▶ Passage shown
####
Gangni Upazila mauza geocode map

Gangni (গাংনী) is an upazila of Meherpur District in Khulna Division, Bangladesh.

== Geography ==
It has 77,580 households and total area 341.98 km^{2}.

Main rivers are Bhairab, Kazla. Dharla and Ilangi Beels are notable. Gangni (town) consists of 5 mouzas. It has a population of 19126; male 51.48% and female 48.95%. Literacy rate among the town people is 28.8%. Administration Gangni thana, now an upazila, was established in 1923. It consists of 9 union parishads, 100 mouzas, 136 village, 5 border outpost.

Gangni Upazila is bounded by Daulatpur Upazila in Kushtia District, on the north, Daulatpur, Mirpur Upazilas in Kushtia District, and Alamdanga Upazila in Chuadanga District on the east, Alamdanga Upazila in Chuadanga District and Meherpur Sadar Upazila on the south and Karimpur II and Tehatta I CD Blocks, in Nadia District, West Bengal, India, on the west.

== Demographics ==

According to the 2022 Bangladeshi census, Gangni Upazila had 92,768 households and a population of 322,701. 7.72% of the population were under 5 years of age. Gangni had a literacy rate (age 7 and over) of 65.46%: 66.02% for males and 64.95% for females, and a sex ratio of 91.84 males for every 100 females. 65,820 (20.40%) lived in urban areas.
####
▶ Data shown

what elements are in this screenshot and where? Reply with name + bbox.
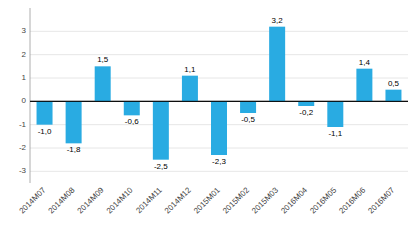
####
▶ Tasks for this exercise
1. Answer these about the Gangni Upazila text:
(a) Which rivers are given as the main rivers?
(b) In what year was Gangni thana established?
(c) What population does the 2022 Bangladeshi census give for Gangni Upazila?
2. Rewrite everything in the Gangni Upazila text from "Gangni Upazila is" down to "in urban areas.", changing "Chuadanga District" to "Jhenaidah District".

▶ Answers provided
1.
(a) Bhairab and Kazla
(b) 1923
(c) 322,701

2.
Gangni Upazila is bounded by Daulatpur Upazila in Kushtia District, on the north, Daulatpur, Mirpur Upazilas in Kushtia District, and Alamdanga Upazila in Jhenaidah District on the east, Alamdanga Upazila in Jhenaidah District and Meherpur Sadar Upazila on the south and Karimpur II and Tehatta I CD Blocks, in Nadia District, West Bengal, India, on the west.

== Demographics ==

According to the 2022 Bangladeshi census, Gangni Upazila had 92,768 households and a population of 322,701. 7.72% of the population were under 5 years of age. Gangni had a literacy rate (age 7 and over) of 65.46%: 66.02% for males and 64.95% for females, and a sex ratio of 91.84 males for every 100 females. 65,820 (20.40%) lived in urban areas.